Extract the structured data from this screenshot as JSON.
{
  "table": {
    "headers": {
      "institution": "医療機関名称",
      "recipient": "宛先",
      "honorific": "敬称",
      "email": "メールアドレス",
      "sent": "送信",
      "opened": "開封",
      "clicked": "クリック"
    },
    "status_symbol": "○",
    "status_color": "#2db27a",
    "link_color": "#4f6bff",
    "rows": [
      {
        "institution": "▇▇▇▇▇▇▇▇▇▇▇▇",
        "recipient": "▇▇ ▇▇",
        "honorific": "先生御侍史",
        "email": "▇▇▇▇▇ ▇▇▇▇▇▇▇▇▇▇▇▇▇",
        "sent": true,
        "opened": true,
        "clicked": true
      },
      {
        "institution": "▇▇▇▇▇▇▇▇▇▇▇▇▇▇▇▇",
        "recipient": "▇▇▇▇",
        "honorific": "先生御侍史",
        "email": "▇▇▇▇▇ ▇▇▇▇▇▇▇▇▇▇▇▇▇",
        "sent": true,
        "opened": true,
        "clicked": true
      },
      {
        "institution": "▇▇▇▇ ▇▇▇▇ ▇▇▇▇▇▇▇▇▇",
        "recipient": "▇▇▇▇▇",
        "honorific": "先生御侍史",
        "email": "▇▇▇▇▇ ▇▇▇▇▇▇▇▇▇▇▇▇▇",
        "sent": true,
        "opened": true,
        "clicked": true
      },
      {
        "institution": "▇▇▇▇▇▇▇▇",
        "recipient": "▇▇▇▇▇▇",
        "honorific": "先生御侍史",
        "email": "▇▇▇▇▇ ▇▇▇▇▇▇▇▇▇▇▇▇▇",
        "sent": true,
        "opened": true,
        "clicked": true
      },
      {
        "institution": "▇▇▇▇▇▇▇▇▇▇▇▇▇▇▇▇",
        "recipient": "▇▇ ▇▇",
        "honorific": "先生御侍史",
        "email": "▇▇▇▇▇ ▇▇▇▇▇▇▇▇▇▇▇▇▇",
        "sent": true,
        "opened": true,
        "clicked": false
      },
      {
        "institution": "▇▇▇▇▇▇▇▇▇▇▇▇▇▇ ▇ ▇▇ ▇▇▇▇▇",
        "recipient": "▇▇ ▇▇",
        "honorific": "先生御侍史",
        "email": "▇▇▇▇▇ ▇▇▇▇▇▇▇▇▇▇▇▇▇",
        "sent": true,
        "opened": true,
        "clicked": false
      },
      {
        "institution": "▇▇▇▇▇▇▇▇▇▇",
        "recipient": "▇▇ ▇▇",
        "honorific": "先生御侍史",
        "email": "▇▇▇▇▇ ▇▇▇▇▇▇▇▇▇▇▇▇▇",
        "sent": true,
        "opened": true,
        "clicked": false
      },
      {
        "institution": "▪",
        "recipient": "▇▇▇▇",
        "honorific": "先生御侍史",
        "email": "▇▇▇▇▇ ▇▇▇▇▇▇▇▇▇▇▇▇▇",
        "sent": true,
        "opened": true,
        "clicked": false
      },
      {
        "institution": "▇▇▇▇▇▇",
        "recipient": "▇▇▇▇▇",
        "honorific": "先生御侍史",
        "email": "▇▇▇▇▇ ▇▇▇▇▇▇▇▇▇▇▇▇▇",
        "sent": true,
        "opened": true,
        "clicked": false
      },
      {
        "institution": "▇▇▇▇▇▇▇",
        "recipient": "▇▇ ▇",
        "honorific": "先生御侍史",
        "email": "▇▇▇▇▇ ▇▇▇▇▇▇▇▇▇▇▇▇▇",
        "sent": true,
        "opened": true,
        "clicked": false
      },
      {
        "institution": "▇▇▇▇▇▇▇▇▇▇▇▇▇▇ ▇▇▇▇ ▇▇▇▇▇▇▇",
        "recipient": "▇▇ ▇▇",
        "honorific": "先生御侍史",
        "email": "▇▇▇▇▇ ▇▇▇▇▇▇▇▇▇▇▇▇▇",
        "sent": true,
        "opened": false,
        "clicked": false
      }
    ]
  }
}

*EXERCISE TASK*: From the records above, extract every entry exactly as given.

*EXERCISE ANSWER*:
Extract the structured data from this screenshot as JSON.
{
  "table": {
    "headers": {
      "institution": "医療機関名称",
      "recipient": "宛先",
      "honorific": "敬称",
      "email": "メールアドレス",
      "sent": "送信",
      "opened": "開封",
      "clicked": "クリック"
    },
    "status_symbol": "○",
    "status_color": "#2db27a",
    "link_color": "#4f6bff",
    "rows": [
      {
        "institution": "▇▇▇▇▇▇▇▇▇▇▇▇",
        "recipient": "▇▇ ▇▇",
        "honorific": "先生御侍史",
        "email": "▇▇▇▇▇ ▇▇▇▇▇▇▇▇▇▇▇▇▇",
        "sent": true,
        "opened": true,
        "clicked": true
      },
      {
        "institution": "▇▇▇▇▇▇▇▇▇▇▇▇▇▇▇▇",
        "recipient": "▇▇▇▇",
        "honorific": "先生御侍史",
        "email": "▇▇▇▇▇ ▇▇▇▇▇▇▇▇▇▇▇▇▇",
        "sent": true,
        "opened": true,
        "clicked": true
      },
      {
        "institution": "▇▇▇▇ ▇▇▇▇ ▇▇▇▇▇▇▇▇▇",
        "recipient": "▇▇▇▇▇",
        "honorific": "先生御侍史",
        "email": "▇▇▇▇▇ ▇▇▇▇▇▇▇▇▇▇▇▇▇",
        "sent": true,
        "opened": true,
        "clicked": true
      },
      {
        "institution": "▇▇▇▇▇▇▇▇",
        "recipient": "▇▇▇▇▇▇",
        "honorific": "先生御侍史",
        "email": "▇▇▇▇▇ ▇▇▇▇▇▇▇▇▇▇▇▇▇",
        "sent": true,
        "opened": true,
        "clicked": true
      },
      {
        "institution": "▇▇▇▇▇▇▇▇▇▇▇▇▇▇▇▇",
        "recipient": "▇▇ ▇▇",
        "honorific": "先生御侍史",
        "email": "▇▇▇▇▇ ▇▇▇▇▇▇▇▇▇▇▇▇▇",
        "sent": true,
        "opened": true,
        "clicked": false
      },
      {
        "institution": "▇▇▇▇▇▇▇▇▇▇▇▇▇▇ ▇ ▇▇ ▇▇▇▇▇",
        "recipient": "▇▇ ▇▇",
        "honorific": "先生御侍史",
        "email": "▇▇▇▇▇ ▇▇▇▇▇▇▇▇▇▇▇▇▇",
        "sent": true,
        "opened": true,
        "clicked": false
      },
      {
        "institution": "▇▇▇▇▇▇▇▇▇▇",
        "recipient": "▇▇ ▇▇",
        "honorific": "先生御侍史",
        "email": "▇▇▇▇▇ ▇▇▇▇▇▇▇▇▇▇▇▇▇",
        "sent": true,
        "opened": true,
        "clicked": false
      },
      {
        "institution": "▪",
        "recipient": "▇▇▇▇",
        "honorific": "先生御侍史",
        "email": "▇▇▇▇▇ ▇▇▇▇▇▇▇▇▇▇▇▇▇",
        "sent": true,
        "opened": true,
        "clicked": false
      },
      {
        "institution": "▇▇▇▇▇▇",
        "recipient": "▇▇▇▇▇",
        "honorific": "先生御侍史",
        "email": "▇▇▇▇▇ ▇▇▇▇▇▇▇▇▇▇▇▇▇",
        "sent": true,
        "opened": true,
        "clicked": false
      },
      {
        "institution": "▇▇▇▇▇▇▇",
        "recipient": "▇▇ ▇",
        "honorific": "先生御侍史",
        "email": "▇▇▇▇▇ ▇▇▇▇▇▇▇▇▇▇▇▇▇",
        "sent": true,
        "opened": true,
        "clicked": false
      },
      {
        "institution": "▇▇▇▇▇▇▇▇▇▇▇▇▇▇ ▇▇▇▇ ▇▇▇▇▇▇▇",
        "recipient": "▇▇ ▇▇",
        "honorific": "先生御侍史",
        "email": "▇▇▇▇▇ ▇▇▇▇▇▇▇▇▇▇▇▇▇",
        "sent": true,
        "opened": false,
        "clicked": false
      }
    ]
  }
}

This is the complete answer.